> [Selected passage]
·····
For anyone thinking about Bazel for their project/organization... run as fast as you can in the opposite direction. It's easily the most complex and unintuitive build systems in the world, and I'm saying that as someone who used SCons. At the last job where I used it, I was on a team of 5 whose responsibilities included Bazel upkeep, which required anywhere from 10 to 50% of our time. This was used by a broader engineering team of 50, working on 3-5 "big" projects and a few dozen small ones.
If you are an organization with a large enough codebase (especially if it's in a monorepo) that you need a shared remote cache of build artifacts, or remote build sharding and execution, and have multiple languages (even protocol buffers) interacting in complex dependencies, then you should run as fast as you can away from less rigorous Blaze-alikes (Pants, Buck, etc.) straight towards Bazel.

Yes, it's complicated, but it's also quite rigorous, and the rigor pays off.

(We at Square had already found a Blaze-alike necessary. We are currently busy converting our Java build from Pants to Bazel.)

I'll never understand the fascination with mono repo's.
Once you reach a certain size of codebase, you're either going to be investing significantly in making many repositories work together and look a bit like a monorepo, or you're going to be investing significantly in making working on individual parts of a monorepo more efficient and look a bit like an isolated repo.

Both approaches take a huge amount of work and tooling.

The big selling point of a monorepo is that the time and effort taken to follow strict versioning and upgrade discipline for multiple interdependent projects can be somewhat avoided. On the code side.

If you're looking for a magic bullet argument proving that either approach is strictly better, I'm not the person to ask.
At a certain size, monorepo becomes the worst way to do it except for all the others.

Essentially: version skew across numerous artifacts in a large organization starts to look like the version skew across an industry or ecosystem. The aggregate cost of dealing with it project by project is probably higher, at least that is what most of the biggest tech companies have concluded, than dealing with it at the source level using a monorepo and single-version policy.

Well, don't have version skew then? Require that anything merged to master doesn't break any tests? Require that tests exist in the first place? Google makes it work at a dramatically larger scale. Everything at tip-of-tree is always ready to go.

EDIT: Looks like I've misread the parent's argument as one against monorepo. It was in fact an argument in favor, and one I agree with.

Yeah but Google does that by being a monorepo.
Well for one you can commit to multiple projects in a single PR. Makes coordinating changes across projects much easier.
·····
Layout annotation data:
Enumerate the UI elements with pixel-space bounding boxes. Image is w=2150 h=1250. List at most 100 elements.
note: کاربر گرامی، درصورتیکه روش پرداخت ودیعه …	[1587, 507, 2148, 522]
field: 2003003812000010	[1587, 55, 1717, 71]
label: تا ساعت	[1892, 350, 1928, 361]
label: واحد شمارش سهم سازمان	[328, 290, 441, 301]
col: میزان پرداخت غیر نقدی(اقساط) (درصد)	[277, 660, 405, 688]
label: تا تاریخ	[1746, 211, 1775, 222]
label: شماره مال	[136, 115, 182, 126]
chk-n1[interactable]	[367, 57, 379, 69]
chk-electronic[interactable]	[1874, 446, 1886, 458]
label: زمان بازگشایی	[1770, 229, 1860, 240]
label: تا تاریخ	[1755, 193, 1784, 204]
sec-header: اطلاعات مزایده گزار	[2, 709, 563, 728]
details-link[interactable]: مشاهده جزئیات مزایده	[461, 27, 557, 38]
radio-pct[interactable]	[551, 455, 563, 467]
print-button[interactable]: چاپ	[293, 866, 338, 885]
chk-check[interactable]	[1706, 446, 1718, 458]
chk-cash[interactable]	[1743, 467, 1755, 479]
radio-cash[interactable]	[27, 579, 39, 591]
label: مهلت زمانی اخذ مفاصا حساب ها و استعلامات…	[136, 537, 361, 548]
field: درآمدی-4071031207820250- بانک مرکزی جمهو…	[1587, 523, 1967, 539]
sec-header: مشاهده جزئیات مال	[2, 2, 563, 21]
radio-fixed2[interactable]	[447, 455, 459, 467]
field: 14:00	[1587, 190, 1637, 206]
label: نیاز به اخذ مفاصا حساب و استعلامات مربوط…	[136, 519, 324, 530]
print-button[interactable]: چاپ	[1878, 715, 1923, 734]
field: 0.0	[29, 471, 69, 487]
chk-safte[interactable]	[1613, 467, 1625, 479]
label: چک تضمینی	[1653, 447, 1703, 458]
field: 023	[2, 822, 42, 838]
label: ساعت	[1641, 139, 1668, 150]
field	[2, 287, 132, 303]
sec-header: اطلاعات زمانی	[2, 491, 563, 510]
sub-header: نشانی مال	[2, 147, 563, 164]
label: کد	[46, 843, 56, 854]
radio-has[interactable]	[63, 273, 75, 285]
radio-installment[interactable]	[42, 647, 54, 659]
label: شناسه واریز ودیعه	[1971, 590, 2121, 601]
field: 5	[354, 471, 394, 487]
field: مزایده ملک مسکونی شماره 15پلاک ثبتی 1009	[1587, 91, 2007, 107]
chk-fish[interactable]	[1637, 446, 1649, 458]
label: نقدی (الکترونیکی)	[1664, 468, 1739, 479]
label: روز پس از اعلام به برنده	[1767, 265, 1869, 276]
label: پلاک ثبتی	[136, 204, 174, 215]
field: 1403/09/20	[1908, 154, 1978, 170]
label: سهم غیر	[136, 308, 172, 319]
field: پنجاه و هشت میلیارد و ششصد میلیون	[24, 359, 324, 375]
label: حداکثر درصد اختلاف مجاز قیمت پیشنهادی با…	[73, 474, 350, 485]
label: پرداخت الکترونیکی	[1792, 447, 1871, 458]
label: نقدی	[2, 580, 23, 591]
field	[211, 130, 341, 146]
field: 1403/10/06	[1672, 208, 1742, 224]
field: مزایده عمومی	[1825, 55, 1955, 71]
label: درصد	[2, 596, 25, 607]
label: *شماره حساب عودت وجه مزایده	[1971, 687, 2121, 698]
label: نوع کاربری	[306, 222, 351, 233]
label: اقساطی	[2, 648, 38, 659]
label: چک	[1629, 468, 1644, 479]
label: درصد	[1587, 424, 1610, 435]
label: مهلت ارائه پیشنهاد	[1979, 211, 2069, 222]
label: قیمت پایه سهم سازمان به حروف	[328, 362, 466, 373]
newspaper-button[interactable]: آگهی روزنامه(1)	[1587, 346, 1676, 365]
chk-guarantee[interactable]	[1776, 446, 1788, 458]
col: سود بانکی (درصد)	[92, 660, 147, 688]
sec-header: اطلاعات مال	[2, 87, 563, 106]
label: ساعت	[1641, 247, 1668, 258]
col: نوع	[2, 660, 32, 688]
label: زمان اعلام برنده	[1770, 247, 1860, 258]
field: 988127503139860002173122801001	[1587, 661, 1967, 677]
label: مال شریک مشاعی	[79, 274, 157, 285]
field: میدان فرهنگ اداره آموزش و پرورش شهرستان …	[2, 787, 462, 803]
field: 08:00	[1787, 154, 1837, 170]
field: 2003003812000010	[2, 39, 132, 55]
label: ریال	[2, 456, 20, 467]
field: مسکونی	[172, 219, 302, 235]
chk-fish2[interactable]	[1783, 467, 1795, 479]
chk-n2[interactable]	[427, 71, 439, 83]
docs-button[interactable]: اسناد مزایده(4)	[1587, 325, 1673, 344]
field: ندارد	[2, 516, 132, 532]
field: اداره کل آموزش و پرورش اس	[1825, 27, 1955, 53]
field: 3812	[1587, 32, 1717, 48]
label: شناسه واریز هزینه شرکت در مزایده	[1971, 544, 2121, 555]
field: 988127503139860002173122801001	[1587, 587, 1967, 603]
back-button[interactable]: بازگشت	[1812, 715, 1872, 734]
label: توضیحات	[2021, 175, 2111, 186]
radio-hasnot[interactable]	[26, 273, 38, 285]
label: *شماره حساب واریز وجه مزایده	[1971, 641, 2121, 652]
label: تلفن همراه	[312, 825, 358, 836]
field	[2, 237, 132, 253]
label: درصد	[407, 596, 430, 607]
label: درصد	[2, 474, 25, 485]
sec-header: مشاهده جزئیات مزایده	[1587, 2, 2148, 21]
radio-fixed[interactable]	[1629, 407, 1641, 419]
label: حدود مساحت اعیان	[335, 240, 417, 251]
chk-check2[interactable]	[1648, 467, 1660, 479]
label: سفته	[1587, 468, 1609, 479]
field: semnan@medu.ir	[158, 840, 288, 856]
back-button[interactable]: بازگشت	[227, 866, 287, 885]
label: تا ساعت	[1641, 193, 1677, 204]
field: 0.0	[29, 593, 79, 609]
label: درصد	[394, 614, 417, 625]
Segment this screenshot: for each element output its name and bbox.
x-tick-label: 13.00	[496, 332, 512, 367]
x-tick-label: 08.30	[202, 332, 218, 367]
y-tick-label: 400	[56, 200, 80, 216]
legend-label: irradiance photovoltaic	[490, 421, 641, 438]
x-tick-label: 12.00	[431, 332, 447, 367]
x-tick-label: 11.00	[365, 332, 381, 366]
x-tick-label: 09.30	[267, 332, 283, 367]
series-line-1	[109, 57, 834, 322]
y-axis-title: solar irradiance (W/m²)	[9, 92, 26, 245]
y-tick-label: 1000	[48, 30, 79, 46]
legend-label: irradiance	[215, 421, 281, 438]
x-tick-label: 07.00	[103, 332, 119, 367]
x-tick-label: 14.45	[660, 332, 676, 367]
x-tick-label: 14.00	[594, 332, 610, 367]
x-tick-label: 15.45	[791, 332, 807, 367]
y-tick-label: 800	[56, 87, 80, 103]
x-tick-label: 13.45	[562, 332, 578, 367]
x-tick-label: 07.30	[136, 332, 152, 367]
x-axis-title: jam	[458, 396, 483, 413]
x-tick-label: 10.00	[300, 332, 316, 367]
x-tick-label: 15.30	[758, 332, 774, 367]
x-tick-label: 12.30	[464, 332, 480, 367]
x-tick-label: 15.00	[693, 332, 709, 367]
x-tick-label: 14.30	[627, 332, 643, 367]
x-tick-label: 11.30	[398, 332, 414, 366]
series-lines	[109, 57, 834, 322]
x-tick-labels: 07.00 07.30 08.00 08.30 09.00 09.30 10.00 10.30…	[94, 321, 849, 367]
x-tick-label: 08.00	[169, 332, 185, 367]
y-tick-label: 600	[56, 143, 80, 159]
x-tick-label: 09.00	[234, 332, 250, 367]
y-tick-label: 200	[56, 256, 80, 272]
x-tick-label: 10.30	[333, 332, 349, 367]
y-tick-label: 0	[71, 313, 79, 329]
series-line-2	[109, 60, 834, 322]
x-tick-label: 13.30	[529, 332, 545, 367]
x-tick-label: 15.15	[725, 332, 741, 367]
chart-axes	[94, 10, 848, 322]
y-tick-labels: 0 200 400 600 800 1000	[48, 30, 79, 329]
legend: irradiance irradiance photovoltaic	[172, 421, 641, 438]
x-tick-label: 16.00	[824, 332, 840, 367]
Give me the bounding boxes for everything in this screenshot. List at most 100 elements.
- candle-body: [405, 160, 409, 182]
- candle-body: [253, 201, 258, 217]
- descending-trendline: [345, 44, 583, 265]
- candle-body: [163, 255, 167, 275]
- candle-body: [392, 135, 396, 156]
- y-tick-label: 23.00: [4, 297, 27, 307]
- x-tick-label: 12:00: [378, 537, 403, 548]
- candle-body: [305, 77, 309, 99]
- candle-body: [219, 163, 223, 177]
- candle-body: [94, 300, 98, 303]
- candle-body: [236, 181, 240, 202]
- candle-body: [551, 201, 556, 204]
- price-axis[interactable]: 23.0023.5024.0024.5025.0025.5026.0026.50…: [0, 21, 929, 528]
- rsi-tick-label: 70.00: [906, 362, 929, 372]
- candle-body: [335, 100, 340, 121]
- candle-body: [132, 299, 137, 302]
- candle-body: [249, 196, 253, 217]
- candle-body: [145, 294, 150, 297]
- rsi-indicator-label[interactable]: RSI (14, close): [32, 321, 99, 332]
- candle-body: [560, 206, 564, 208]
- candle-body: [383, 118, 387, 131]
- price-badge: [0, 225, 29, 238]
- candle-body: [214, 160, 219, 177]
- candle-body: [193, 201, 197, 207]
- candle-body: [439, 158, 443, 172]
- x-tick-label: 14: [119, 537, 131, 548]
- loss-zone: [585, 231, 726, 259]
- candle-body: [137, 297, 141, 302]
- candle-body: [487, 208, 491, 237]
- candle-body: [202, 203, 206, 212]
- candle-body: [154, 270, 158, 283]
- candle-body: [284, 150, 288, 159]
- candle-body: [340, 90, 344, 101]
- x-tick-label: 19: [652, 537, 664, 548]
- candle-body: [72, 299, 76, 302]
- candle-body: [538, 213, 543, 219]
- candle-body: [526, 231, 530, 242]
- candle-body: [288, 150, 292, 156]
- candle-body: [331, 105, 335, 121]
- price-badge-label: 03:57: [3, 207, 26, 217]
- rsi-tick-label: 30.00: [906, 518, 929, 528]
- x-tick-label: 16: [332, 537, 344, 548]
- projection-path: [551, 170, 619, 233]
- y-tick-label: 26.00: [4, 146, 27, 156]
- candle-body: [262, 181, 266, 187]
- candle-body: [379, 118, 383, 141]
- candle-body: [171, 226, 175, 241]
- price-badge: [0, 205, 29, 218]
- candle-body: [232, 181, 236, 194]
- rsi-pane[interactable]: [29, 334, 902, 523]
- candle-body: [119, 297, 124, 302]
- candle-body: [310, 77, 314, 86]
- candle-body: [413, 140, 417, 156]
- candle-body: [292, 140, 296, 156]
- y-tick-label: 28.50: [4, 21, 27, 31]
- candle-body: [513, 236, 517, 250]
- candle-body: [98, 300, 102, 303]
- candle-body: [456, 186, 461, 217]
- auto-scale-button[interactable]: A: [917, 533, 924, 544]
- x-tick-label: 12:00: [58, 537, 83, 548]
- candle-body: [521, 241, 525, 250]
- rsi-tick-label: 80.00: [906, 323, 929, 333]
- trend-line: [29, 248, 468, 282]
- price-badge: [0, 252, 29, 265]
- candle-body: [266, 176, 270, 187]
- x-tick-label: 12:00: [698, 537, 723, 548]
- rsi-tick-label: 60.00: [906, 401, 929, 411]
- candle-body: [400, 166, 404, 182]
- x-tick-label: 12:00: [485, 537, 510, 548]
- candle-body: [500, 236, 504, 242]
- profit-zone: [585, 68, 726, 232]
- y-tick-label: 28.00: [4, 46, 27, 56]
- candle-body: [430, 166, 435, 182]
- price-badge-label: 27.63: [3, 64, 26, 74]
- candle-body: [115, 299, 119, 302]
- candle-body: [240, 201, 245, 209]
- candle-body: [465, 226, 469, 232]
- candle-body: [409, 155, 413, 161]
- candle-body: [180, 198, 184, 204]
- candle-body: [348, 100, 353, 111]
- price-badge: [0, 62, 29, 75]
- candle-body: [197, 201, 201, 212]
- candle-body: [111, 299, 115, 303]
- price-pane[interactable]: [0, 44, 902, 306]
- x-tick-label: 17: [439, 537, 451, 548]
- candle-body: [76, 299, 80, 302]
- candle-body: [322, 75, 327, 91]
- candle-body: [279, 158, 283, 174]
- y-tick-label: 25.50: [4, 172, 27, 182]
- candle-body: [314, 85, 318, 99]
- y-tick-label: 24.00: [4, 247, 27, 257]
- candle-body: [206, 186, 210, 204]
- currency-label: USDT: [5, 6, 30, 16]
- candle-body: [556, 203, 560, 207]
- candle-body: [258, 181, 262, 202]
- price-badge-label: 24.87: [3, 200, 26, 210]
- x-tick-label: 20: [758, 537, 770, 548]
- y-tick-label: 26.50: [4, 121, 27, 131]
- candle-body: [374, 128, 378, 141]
·····
> [Stated problem 1]
Condense the paragraph of the thread on Bazel and monorepos that begins "For anyone thinking about Bazel" into a short bulleted list that keeps its main facts.
> [Stated problem 2]
According to the thread on Bazel and monorepos, which build tool was Square moving its Java build away from?
> [Stated problem 3]
From the thread on Bazel and monorepos, extract the passage that begins at the words "I'll never understand" and ends after the words "all the others.".
The listing above has no connection to the thread on Bazel and monorepos.

> [Exercise solution 1]
- The writer warns anyone considering Bazel to avoid it, calling it the most complex and unintuitive build system in the world, even compared with SCons.
- At the writer's last job that used it, a team of 5 was responsible for Bazel upkeep, which took 10 to 50% of the team's time.
- A broader engineering team of 50 used it, working on 3-5 "big" projects and a few dozen small ones.

> [Exercise solution 2]
Pants.

> [Exercise solution 3]
I'll never understand the fascination with mono repo's.
Once you reach a certain size of codebase, you're either going to be investing significantly in making many repositories work together and look a bit like a monorepo, or you're going to be investing significantly in making working on individual parts of a monorepo more efficient and look a bit like an isolated repo.

Both approaches take a huge amount of work and tooling.

The big selling point of a monorepo is that the time and effort taken to follow strict versioning and upgrade discipline for multiple interdependent projects can be somewhat avoided. On the code side.

If you're looking for a magic bullet argument proving that either approach is strictly better, I'm not the person to ask.
At a certain size, monorepo becomes the worst way to do it except for all the others.